# [Stated exercise]
Copy every line that contains the string "происшествий" from the entries below.

--- Begin Stored data ---

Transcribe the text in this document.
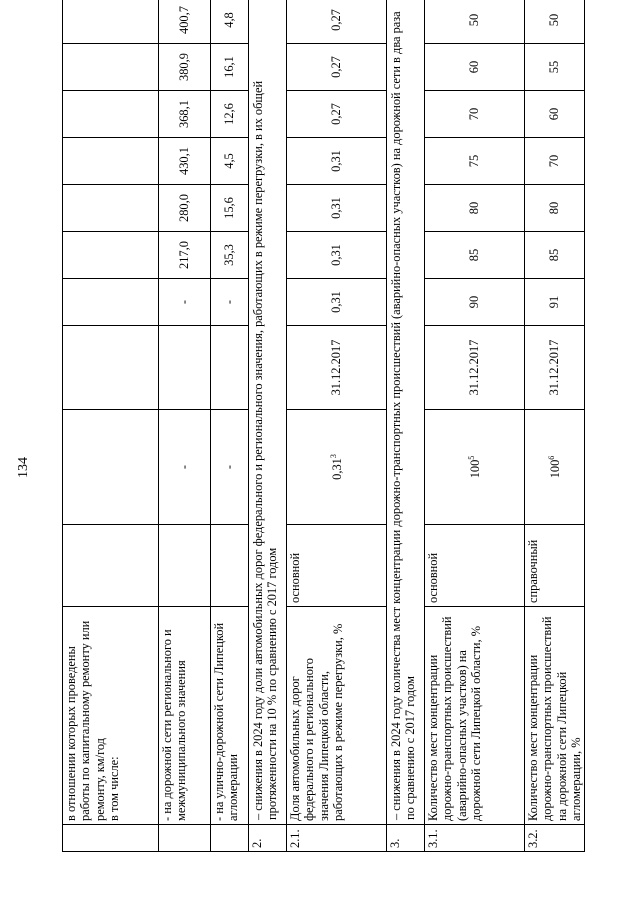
134

	в отношении которых проведены работы по капитальному ремонту или ремонту, км/год в том числе:										

	- на дорожной сети регионального и межмуниципального значения		-		-	217,0	280,0	430,1	368,1	380,9	400,7
	- на улично-дорожной сети Липецкой агломерации		-		-	35,3	15,6	4,5	12,6	16,1	4,8
2.	– снижения в 2024 году доли автомобильных дорог федерального и регионального значения, работающих в режиме перегрузки, в их общей протяженности на 10 % по сравнению с 2017 годом										
2.1.	Доля автомобильных дорог федерального и регионального значения Липецкой области, работающих в режиме перегрузки, %	основной	0,31$^3$	31.12.2017	0,31	0,31	0,31	0,31	0,27	0,27	0,27
3.	– снижения в 2024 году количества мест концентрации дорожно-транспортных происшествий (аварийно-опасных участков) на дорожной сети в два раза по сравнению с 2017 годом										
3.1.	Количество мест концентрации дорожно-транспортных происшествий (аварийно-опасных участков) на дорожной сети Липецкой области, %	основной	$100^5$	31.12.2017	90	85	80	75	70	60	50
3.2.	Количество мест концентрации дорожно-транспортных происшествий на дорожной сети Липецкой агломерации, %	справочный	$100^6$	31.12.2017	91	85	80	70	60	55	50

--- End Stored data ---

# [Complete answer]
3.	– снижения в 2024 году количества мест концентрации дорожно-транспортных происшествий (аварийно-опасных участков) на дорожной сети в два раза по сравнению с 2017 годом										
3.1.	Количество мест концентрации дорожно-транспортных происшествий (аварийно-опасных участков) на дорожной сети Липецкой области, %	основной	$100^5$	31.12.2017	90	85	80	75	70	60	50
3.2.	Количество мест концентрации дорожно-транспортных происшествий на дорожной сети Липецкой агломерации, %	справочный	$100^6$	31.12.2017	91	85	80	70	60	55	50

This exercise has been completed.